## WHAT NEEDS TO BE DONE
Repeat all the records exactly, omitting pictures.

## DATA IN THIS EXERCISE

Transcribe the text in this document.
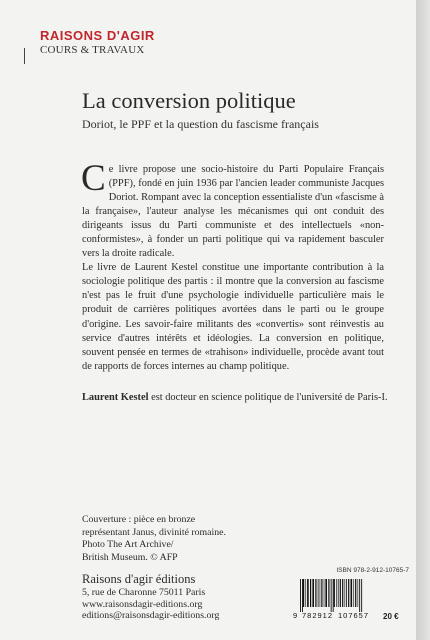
RAISONS D'AGIR
COURS & TRAVAUX
La conversion politique
Doriot, le PPF et la question du fascisme français

Ce livre propose une socio-histoire du Parti Populaire Français (PPF), fondé en juin 1936 par l'ancien leader communiste Jacques Doriot. Rompant avec la conception essentialiste d'un «fascisme à la française», l'auteur analyse les mécanismes qui ont conduit des dirigeants issus du Parti communiste et des intellectuels «non-conformistes», à fonder un parti politique qui va rapidement basculer vers la droite radicale.

Le livre de Laurent Kestel constitue une importante contribution à la sociologie politique des partis : il montre que la conversion au fascisme n'est pas le fruit d'une psychologie individuelle particulière mais le produit de carrières politiques avortées dans le parti ou le groupe d'origine. Les savoir-faire militants des «convertis» sont réinvestis au service d'autres intérêts et idéologies. La conversion en politique, souvent pensée en termes de «trahison» individuelle, procède avant tout de rapports de forces internes au champ politique.

Laurent Kestel est docteur en science politique de l'université de Paris-I.
Couverture : pièce en bronze
représentant Janus, divinité romaine.
Photo The Art Archive/
British Museum. © AFP
Raisons d'agir éditions
5, rue de Charonne 75011 Paris
www.raisonsdagir-editions.org
editions@raisonsdagir-editions.org
ISBN 978-2-912-10765-7
9 782912 107657 20 €
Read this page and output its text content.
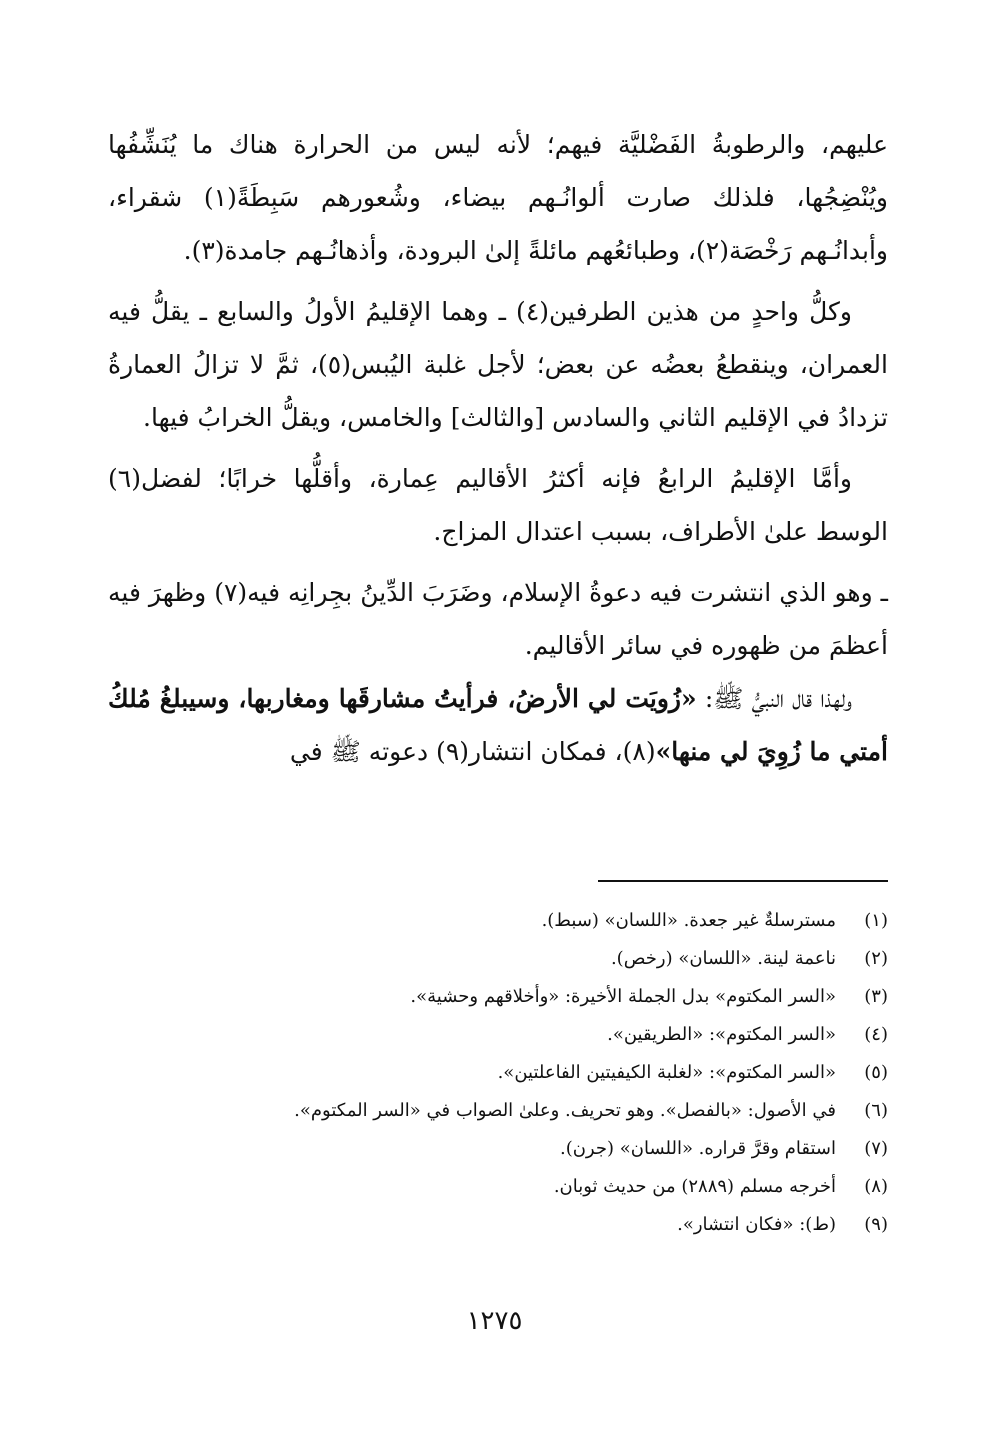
عليهم، والرطوبةُ الفَضْليَّة فيهم؛ لأنه ليس من الحرارة هناك ما يُنَشِّفُها ويُنْضِجُها، فلذلك صارت ألوانُـهم بيضاء، وشُعورهم سَبِطَةً(١) شقراء، وأبدانُـهم رَخْصَة(٢)، وطبائعُهم مائلةً إلىٰ البرودة، وأذهانُـهم جامدة(٣).

وكلُّ واحدٍ من هذين الطرفين(٤) ـ وهما الإقليمُ الأولُ والسابع ـ يقلُّ فيه العمران، وينقطعُ بعضُه عن بعض؛ لأجل غلبة اليُبس(٥)، ثمَّ لا تزالُ العمارةُ تزدادُ في الإقليم الثاني والسادس [والثالث] والخامس، ويقلُّ الخرابُ فيها.

وأمَّا الإقليمُ الرابعُ فإنه أكثرُ الأقاليم عِمارة، وأقلُّها خرابًا؛ لفضل(٦) الوسط علىٰ الأطراف، بسبب اعتدال المزاج.

ـ وهو الذي انتشرت فيه دعوةُ الإسلام، وضَرَبَ الدِّينُ بجِرانِه فيه(٧) وظهرَ فيه أعظمَ من ظهوره في سائر الأقاليم.

ولهذا قال النبيُّ ﷺ: «زُويَت لي الأرضُ، فرأيتُ مشارقَها ومغاربها، وسيبلغُ مُلكُ أمتي ما زُوِيَ لي منها»(٨)، فمكان انتشار(٩) دعوته ﷺ في

(١)
مسترسلةٌ غير جعدة. «اللسان» (سبط).
(٢)
ناعمة لينة. «اللسان» (رخص).
(٣)
«السر المكتوم» بدل الجملة الأخيرة: «وأخلاقهم وحشية».
(٤)
«السر المكتوم»: «الطريقين».
(٥)
«السر المكتوم»: «لغلبة الكيفيتين الفاعلتين».
(٦)
في الأصول: «بالفصل». وهو تحريف. وعلىٰ الصواب في «السر المكتوم».
(٧)
استقام وقرَّ قراره. «اللسان» (جرن).
(٨)
أخرجه مسلم (٢٨٨٩) من حديث ثوبان.
(٩)
(ط): «فكان انتشار».
١٢٧٥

## RESULT OF THE TASK
Transcribe the text in this document.
RAISONS D'AGIR
COURS & TRAVAUX
La conversion politique
Doriot, le PPF et la question du fascisme français

Ce livre propose une socio-histoire du Parti Populaire Français (PPF), fondé en juin 1936 par l'ancien leader communiste Jacques Doriot. Rompant avec la conception essentialiste d'un «fascisme à la française», l'auteur analyse les mécanismes qui ont conduit des dirigeants issus du Parti communiste et des intellectuels «non-conformistes», à fonder un parti politique qui va rapidement basculer vers la droite radicale.

Le livre de Laurent Kestel constitue une importante contribution à la sociologie politique des partis : il montre que la conversion au fascisme n'est pas le fruit d'une psychologie individuelle particulière mais le produit de carrières politiques avortées dans le parti ou le groupe d'origine. Les savoir-faire militants des «convertis» sont réinvestis au service d'autres intérêts et idéologies. La conversion en politique, souvent pensée en termes de «trahison» individuelle, procède avant tout de rapports de forces internes au champ politique.

Laurent Kestel est docteur en science politique de l'université de Paris-I.
Couverture : pièce en bronze
représentant Janus, divinité romaine.
Photo The Art Archive/
British Museum. © AFP
Raisons d'agir éditions
5, rue de Charonne 75011 Paris
www.raisonsdagir-editions.org
editions@raisonsdagir-editions.org
ISBN 978-2-912-10765-7
9 782912 107657 20 €
Read this page and output its text content.
عليهم، والرطوبةُ الفَضْليَّة فيهم؛ لأنه ليس من الحرارة هناك ما يُنَشِّفُها ويُنْضِجُها، فلذلك صارت ألوانُـهم بيضاء، وشُعورهم سَبِطَةً(١) شقراء، وأبدانُـهم رَخْصَة(٢)، وطبائعُهم مائلةً إلىٰ البرودة، وأذهانُـهم جامدة(٣).

وكلُّ واحدٍ من هذين الطرفين(٤) ـ وهما الإقليمُ الأولُ والسابع ـ يقلُّ فيه العمران، وينقطعُ بعضُه عن بعض؛ لأجل غلبة اليُبس(٥)، ثمَّ لا تزالُ العمارةُ تزدادُ في الإقليم الثاني والسادس [والثالث] والخامس، ويقلُّ الخرابُ فيها.

وأمَّا الإقليمُ الرابعُ فإنه أكثرُ الأقاليم عِمارة، وأقلُّها خرابًا؛ لفضل(٦) الوسط علىٰ الأطراف، بسبب اعتدال المزاج.

ـ وهو الذي انتشرت فيه دعوةُ الإسلام، وضَرَبَ الدِّينُ بجِرانِه فيه(٧) وظهرَ فيه أعظمَ من ظهوره في سائر الأقاليم.

ولهذا قال النبيُّ ﷺ: «زُويَت لي الأرضُ، فرأيتُ مشارقَها ومغاربها، وسيبلغُ مُلكُ أمتي ما زُوِيَ لي منها»(٨)، فمكان انتشار(٩) دعوته ﷺ في

(١)
مسترسلةٌ غير جعدة. «اللسان» (سبط).
(٢)
ناعمة لينة. «اللسان» (رخص).
(٣)
«السر المكتوم» بدل الجملة الأخيرة: «وأخلاقهم وحشية».
(٤)
«السر المكتوم»: «الطريقين».
(٥)
«السر المكتوم»: «لغلبة الكيفيتين الفاعلتين».
(٦)
في الأصول: «بالفصل». وهو تحريف. وعلىٰ الصواب في «السر المكتوم».
(٧)
استقام وقرَّ قراره. «اللسان» (جرن).
(٨)
أخرجه مسلم (٢٨٨٩) من حديث ثوبان.
(٩)
(ط): «فكان انتشار».
١٢٧٥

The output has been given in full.